Recorded data
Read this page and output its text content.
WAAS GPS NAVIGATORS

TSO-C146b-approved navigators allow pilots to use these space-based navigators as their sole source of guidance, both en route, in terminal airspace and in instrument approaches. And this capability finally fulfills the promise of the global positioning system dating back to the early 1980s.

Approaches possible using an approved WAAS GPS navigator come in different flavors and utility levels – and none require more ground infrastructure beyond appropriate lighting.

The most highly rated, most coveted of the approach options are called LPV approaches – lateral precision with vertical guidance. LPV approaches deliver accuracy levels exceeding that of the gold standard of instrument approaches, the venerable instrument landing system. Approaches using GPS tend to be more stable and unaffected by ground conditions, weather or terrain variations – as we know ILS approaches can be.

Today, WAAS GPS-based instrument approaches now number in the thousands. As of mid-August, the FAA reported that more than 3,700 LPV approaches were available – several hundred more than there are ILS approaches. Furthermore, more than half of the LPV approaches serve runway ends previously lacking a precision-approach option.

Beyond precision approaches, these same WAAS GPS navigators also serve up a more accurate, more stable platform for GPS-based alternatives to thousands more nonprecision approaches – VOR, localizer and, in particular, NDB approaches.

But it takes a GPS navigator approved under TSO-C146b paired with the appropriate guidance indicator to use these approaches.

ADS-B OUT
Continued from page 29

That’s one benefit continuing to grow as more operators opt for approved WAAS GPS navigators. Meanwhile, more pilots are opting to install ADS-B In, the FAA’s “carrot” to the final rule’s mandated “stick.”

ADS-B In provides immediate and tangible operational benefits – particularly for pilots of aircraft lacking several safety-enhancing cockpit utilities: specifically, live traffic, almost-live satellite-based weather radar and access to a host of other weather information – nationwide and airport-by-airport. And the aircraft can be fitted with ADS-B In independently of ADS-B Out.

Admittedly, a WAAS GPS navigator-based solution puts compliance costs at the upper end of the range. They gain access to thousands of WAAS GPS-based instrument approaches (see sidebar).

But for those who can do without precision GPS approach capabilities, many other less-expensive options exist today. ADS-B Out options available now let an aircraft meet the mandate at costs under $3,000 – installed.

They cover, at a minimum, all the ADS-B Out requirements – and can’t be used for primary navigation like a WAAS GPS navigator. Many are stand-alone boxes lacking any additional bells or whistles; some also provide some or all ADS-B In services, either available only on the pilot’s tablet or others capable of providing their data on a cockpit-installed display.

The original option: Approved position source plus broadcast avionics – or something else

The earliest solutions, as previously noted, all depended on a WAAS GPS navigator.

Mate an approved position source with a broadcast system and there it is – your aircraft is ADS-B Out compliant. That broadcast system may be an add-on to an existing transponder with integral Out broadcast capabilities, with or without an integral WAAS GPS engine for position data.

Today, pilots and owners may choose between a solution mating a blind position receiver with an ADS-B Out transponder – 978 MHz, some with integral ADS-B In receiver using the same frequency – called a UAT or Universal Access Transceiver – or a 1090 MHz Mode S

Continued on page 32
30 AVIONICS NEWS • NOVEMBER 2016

WHAT IS BEING ASKED:
Please copy out each record, character for character.

RESPONSE BELOW:
Read this page and output its text content.
WAAS GPS NAVIGATORS

TSO-C146b-approved navigators allow pilots to use these space-based navigators as their sole source of guidance, both en route, in terminal airspace and in instrument approaches. And this capability finally fulfills the promise of the global positioning system dating back to the early 1980s.

Approaches possible using an approved WAAS GPS navigator come in different flavors and utility levels – and none require more ground infrastructure beyond appropriate lighting.

The most highly rated, most coveted of the approach options are called LPV approaches – lateral precision with vertical guidance. LPV approaches deliver accuracy levels exceeding that of the gold standard of instrument approaches, the venerable instrument landing system. Approaches using GPS tend to be more stable and unaffected by ground conditions, weather or terrain variations – as we know ILS approaches can be.

Today, WAAS GPS-based instrument approaches now number in the thousands. As of mid-August, the FAA reported that more than 3,700 LPV approaches were available – several hundred more than there are ILS approaches. Furthermore, more than half of the LPV approaches serve runway ends previously lacking a precision-approach option.

Beyond precision approaches, these same WAAS GPS navigators also serve up a more accurate, more stable platform for GPS-based alternatives to thousands more nonprecision approaches – VOR, localizer and, in particular, NDB approaches.

But it takes a GPS navigator approved under TSO-C146b paired with the appropriate guidance indicator to use these approaches.

ADS-B OUT
Continued from page 29

That’s one benefit continuing to grow as more operators opt for approved WAAS GPS navigators. Meanwhile, more pilots are opting to install ADS-B In, the FAA’s “carrot” to the final rule’s mandated “stick.”

ADS-B In provides immediate and tangible operational benefits – particularly for pilots of aircraft lacking several safety-enhancing cockpit utilities: specifically, live traffic, almost-live satellite-based weather radar and access to a host of other weather information – nationwide and airport-by-airport. And the aircraft can be fitted with ADS-B In independently of ADS-B Out.

Admittedly, a WAAS GPS navigator-based solution puts compliance costs at the upper end of the range. They gain access to thousands of WAAS GPS-based instrument approaches (see sidebar).

But for those who can do without precision GPS approach capabilities, many other less-expensive options exist today. ADS-B Out options available now let an aircraft meet the mandate at costs under $3,000 – installed.

They cover, at a minimum, all the ADS-B Out requirements – and can’t be used for primary navigation like a WAAS GPS navigator. Many are stand-alone boxes lacking any additional bells or whistles; some also provide some or all ADS-B In services, either available only on the pilot’s tablet or others capable of providing their data on a cockpit-installed display.

The original option: Approved position source plus broadcast avionics – or something else

The earliest solutions, as previously noted, all depended on a WAAS GPS navigator.

Mate an approved position source with a broadcast system and there it is – your aircraft is ADS-B Out compliant. That broadcast system may be an add-on to an existing transponder with integral Out broadcast capabilities, with or without an integral WAAS GPS engine for position data.

Today, pilots and owners may choose between a solution mating a blind position receiver with an ADS-B Out transponder – 978 MHz, some with integral ADS-B In receiver using the same frequency – called a UAT or Universal Access Transceiver – or a 1090 MHz Mode S

Continued on page 32
30 AVIONICS NEWS • NOVEMBER 2016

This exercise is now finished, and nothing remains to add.